抜粋文 —
┏━━

国民を守る為の国家戦略とは~国家予算の適切な運用に関する政策提言~(中)

潜在ではなく顕在する紛争地域という認識へ


では言葉遊びをやめて沖縄は「潜在的紛争地域」ではなく「顕在する紛争地域」に隣接するという認識に置き換えて、経済平和研究所が試算した「紛争の25%を減らした世界」というものの想定に、この日本の周辺地域の紛争も加えた形で考えを進めてみるとする。
つまり、防衛省が2010年2月の時点で定義した「我が国周辺の安全保障環境」の「周辺地域」とされる地域を「顕在する紛争地域」と認識することから始める。まず資料で防衛省が先頭に挙げたのが、北朝鮮、そして中国、ロシアと続く。この3カ国が「顕在する紛争地域」の当事国ということだ。

北朝鮮を「顕在的脅威」の当事国と考えるのは、一般の国民認識からしても簡単なことだろう。国民の危機感は、このように憲法改正の世論調査に顕著に現れることが統計で判っている。

読売新聞による世論調査結果(2008-2010年)総括
憲法そのものの改正、9条の改正、そしてその扱い、この3つについて日本国内が安全保障上の危機にあるという認識が広まっていると、国民は憲法の改正を容易に選択しうることがわかった。これは、これまで感覚的にはいわれてきたことだったが、最近の世論調査に基づいて量的かつ視覚的に示されたことは、近年なかっただろう。
2010年2月、防衛省はこうした「顕在する脅威」から日本を守るために在日米軍及び海兵隊が必要だということを示すために、この資料を国会内で配布した。その後、同年5月に韓国哨戒艦「天安」の沈没事件が起き、それを機に当時の鳩山政権が日米共同宣言を発したのは記憶に新しいだろう。

この「天安沈没」事件の真相については諸説あるが、この日本の「顕在する紛争地域」で起きた国際的大事件が、その後の日本の安保政策に大きな影響を及ぼしたことは否定できない。直接最も影響を受けたのが、普天間移設に関わる日米合意の進展だろう。


天安沈没事件に関する諸説の一例:
韓国軍艦「天安」沈没の深層 (2010年5月7日 田中宇)


顕在的脅威による普天間移設問題への影響

そして普天間移設に係るグアム移転協定が推進されると、予算が動くことになる。事実、天安事件が起きた10年5月に調印された日米合意により計画が進展し、日本が負担する予定だった60億ドル(約7000億円) の一部が実際に拠出されるようになった。


共同発表 日米安全保障協議委員会(2010年5月28日 外務省)
防衛省が発表した2011年度予算に計上したグアム移転関連経費は、532億円12年度も同規模で政府は100億円規模に減らすというが、800億円が既に支払われている事実に変わりはない。

「平成23年度予算におけるグアム移転関連経費について」から抜粋
2006年5月の米軍再編に関するロードマップ合意における2014年までの在沖米海兵隊のグアム移転完了を実現するため、防衛省は、在沖米海兵隊のグアム関連経費として、平成23年度予算に総額約532億円を計上。
(2011年4月 防衛省)

┗━━

出題 1 —
抜粋文について、次の問いに答えてください。
(a) 防衛省の資料で、周辺地域の国として最初に挙げられたのはどの国ですか。
(b) 韓国哨戒艦「天安」の沈没事件は何年何月に起きましたか。
(c) 防衛省が平成23年度予算に計上した在沖米海兵隊のグアム関連経費は、総額でおよそいくらですか。

提供された記録 —
┏━━

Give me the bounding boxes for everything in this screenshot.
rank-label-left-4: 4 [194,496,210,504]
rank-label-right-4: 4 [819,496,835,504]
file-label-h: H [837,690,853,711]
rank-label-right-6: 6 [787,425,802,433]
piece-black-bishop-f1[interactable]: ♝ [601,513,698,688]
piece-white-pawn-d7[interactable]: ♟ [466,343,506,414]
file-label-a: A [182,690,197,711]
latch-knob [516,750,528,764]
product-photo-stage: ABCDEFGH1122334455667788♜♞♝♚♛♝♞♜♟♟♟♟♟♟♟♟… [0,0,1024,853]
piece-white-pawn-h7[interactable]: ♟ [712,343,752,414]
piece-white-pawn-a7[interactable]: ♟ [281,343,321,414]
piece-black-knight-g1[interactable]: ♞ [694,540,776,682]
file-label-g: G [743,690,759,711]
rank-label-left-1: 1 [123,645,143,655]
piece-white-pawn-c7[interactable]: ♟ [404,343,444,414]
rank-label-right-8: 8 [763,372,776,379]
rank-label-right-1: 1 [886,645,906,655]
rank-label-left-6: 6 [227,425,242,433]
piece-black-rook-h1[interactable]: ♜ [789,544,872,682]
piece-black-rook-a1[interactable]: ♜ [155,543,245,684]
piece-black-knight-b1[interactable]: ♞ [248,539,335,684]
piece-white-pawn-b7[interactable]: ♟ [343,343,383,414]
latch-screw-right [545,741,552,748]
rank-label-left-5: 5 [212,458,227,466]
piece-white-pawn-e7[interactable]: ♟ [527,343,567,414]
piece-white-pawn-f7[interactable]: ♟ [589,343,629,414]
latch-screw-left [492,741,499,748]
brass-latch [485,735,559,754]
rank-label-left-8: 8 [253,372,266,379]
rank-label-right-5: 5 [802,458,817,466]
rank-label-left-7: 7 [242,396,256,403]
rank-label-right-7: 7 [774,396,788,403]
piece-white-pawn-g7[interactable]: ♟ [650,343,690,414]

┗━━

出題 2 —
記録の冒頭から「piece-white-pawn-f7[interactable]: ♟ [589,343,629,414]」を含む行まで(両端を含む)を、1行を1つの文字列とするJSONのリストに変換してください。空行は除き、この範囲の行だけを対象にしてください。

解答 1 —
(a) 北朝鮮
(b) 2010年5月
(c) 約532億円

解答 2 —
[
  "Give me the bounding boxes for everything in this screenshot.",
  "rank-label-left-4: 4 [194,496,210,504]",
  "rank-label-right-4: 4 [819,496,835,504]",
  "file-label-h: H [837,690,853,711]",
  "rank-label-right-6: 6 [787,425,802,433]",
  "piece-black-bishop-f1[interactable]: ♝ [601,513,698,688]",
  "piece-white-pawn-d7[interactable]: ♟ [466,343,506,414]",
  "file-label-a: A [182,690,197,711]",
  "latch-knob [516,750,528,764]",
  "product-photo-stage: ABCDEFGH1122334455667788♜♞♝♚♛♝♞♜♟♟♟♟♟♟♟♟… [0,0,1024,853]",
  "piece-white-pawn-h7[interactable]: ♟ [712,343,752,414]",
  "piece-white-pawn-a7[interactable]: ♟ [281,343,321,414]",
  "piece-black-knight-g1[interactable]: ♞ [694,540,776,682]",
  "file-label-g: G [743,690,759,711]",
  "rank-label-left-1: 1 [123,645,143,655]",
  "piece-white-pawn-c7[interactable]: ♟ [404,343,444,414]",
  "rank-label-right-8: 8 [763,372,776,379]",
  "rank-label-right-1: 1 [886,645,906,655]",
  "rank-label-left-6: 6 [227,425,242,433]",
  "piece-black-rook-h1[interactable]: ♜ [789,544,872,682]",
  "piece-black-rook-a1[interactable]: ♜ [155,543,245,684]",
  "piece-black-knight-b1[interactable]: ♞ [248,539,335,684]",
  "piece-white-pawn-b7[interactable]: ♟ [343,343,383,414]",
  "latch-screw-right [545,741,552,748]",
  "rank-label-left-5: 5 [212,458,227,466]",
  "piece-white-pawn-e7[interactable]: ♟ [527,343,567,414]",
  "piece-white-pawn-f7[interactable]: ♟ [589,343,629,414]"
]